Requirement: Reproduce the records below, changing every "data-point-label" to "value-label" and leaving everything else as it is.

━━ Record list

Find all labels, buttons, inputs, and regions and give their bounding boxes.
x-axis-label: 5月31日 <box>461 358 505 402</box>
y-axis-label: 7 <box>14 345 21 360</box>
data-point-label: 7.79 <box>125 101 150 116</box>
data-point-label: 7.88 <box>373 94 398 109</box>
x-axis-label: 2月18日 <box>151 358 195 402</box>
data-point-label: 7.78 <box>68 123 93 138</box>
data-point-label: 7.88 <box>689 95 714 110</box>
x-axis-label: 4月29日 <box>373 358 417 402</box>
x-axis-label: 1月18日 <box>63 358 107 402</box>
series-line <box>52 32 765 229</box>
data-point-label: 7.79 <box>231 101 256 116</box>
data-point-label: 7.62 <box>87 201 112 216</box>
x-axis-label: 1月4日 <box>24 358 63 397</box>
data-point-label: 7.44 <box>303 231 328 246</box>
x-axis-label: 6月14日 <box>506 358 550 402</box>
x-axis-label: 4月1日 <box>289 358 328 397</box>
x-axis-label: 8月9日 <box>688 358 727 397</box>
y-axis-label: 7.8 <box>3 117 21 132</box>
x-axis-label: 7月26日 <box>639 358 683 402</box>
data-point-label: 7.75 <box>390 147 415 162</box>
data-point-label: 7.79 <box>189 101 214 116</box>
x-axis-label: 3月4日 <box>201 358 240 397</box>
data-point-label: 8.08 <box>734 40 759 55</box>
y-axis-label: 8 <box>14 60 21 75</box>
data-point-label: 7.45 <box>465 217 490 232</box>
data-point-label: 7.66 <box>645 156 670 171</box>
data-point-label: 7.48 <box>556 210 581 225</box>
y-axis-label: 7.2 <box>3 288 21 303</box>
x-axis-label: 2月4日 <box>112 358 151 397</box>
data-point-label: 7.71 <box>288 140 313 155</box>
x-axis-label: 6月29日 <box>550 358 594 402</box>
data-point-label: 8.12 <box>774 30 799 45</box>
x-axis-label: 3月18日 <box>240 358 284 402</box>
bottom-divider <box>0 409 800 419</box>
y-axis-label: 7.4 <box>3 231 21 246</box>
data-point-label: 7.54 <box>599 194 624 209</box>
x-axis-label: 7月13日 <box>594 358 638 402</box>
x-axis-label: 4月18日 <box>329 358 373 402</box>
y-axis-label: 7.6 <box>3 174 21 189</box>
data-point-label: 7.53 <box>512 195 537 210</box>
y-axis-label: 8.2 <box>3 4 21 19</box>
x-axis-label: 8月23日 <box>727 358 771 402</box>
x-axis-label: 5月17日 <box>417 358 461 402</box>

━━━━

Finished exercise:
Find all labels, buttons, inputs, and regions and give their bounding boxes.
x-axis-label: 5月31日 <box>461 358 505 402</box>
y-axis-label: 7 <box>14 345 21 360</box>
value-label: 7.79 <box>125 101 150 116</box>
value-label: 7.88 <box>373 94 398 109</box>
x-axis-label: 2月18日 <box>151 358 195 402</box>
value-label: 7.78 <box>68 123 93 138</box>
value-label: 7.88 <box>689 95 714 110</box>
x-axis-label: 4月29日 <box>373 358 417 402</box>
x-axis-label: 1月18日 <box>63 358 107 402</box>
series-line <box>52 32 765 229</box>
value-label: 7.79 <box>231 101 256 116</box>
value-label: 7.62 <box>87 201 112 216</box>
x-axis-label: 1月4日 <box>24 358 63 397</box>
value-label: 7.44 <box>303 231 328 246</box>
x-axis-label: 6月14日 <box>506 358 550 402</box>
x-axis-label: 4月1日 <box>289 358 328 397</box>
x-axis-label: 8月9日 <box>688 358 727 397</box>
y-axis-label: 7.8 <box>3 117 21 132</box>
x-axis-label: 7月26日 <box>639 358 683 402</box>
value-label: 7.75 <box>390 147 415 162</box>
value-label: 7.79 <box>189 101 214 116</box>
x-axis-label: 3月4日 <box>201 358 240 397</box>
value-label: 8.08 <box>734 40 759 55</box>
y-axis-label: 8 <box>14 60 21 75</box>
value-label: 7.45 <box>465 217 490 232</box>
value-label: 7.66 <box>645 156 670 171</box>
value-label: 7.48 <box>556 210 581 225</box>
y-axis-label: 7.2 <box>3 288 21 303</box>
x-axis-label: 2月4日 <box>112 358 151 397</box>
value-label: 7.71 <box>288 140 313 155</box>
x-axis-label: 6月29日 <box>550 358 594 402</box>
value-label: 8.12 <box>774 30 799 45</box>
x-axis-label: 3月18日 <box>240 358 284 402</box>
bottom-divider <box>0 409 800 419</box>
y-axis-label: 7.4 <box>3 231 21 246</box>
value-label: 7.54 <box>599 194 624 209</box>
x-axis-label: 7月13日 <box>594 358 638 402</box>
x-axis-label: 4月18日 <box>329 358 373 402</box>
y-axis-label: 7.6 <box>3 174 21 189</box>
value-label: 7.53 <box>512 195 537 210</box>
y-axis-label: 8.2 <box>3 4 21 19</box>
x-axis-label: 8月23日 <box>727 358 771 402</box>
x-axis-label: 5月17日 <box>417 358 461 402</box>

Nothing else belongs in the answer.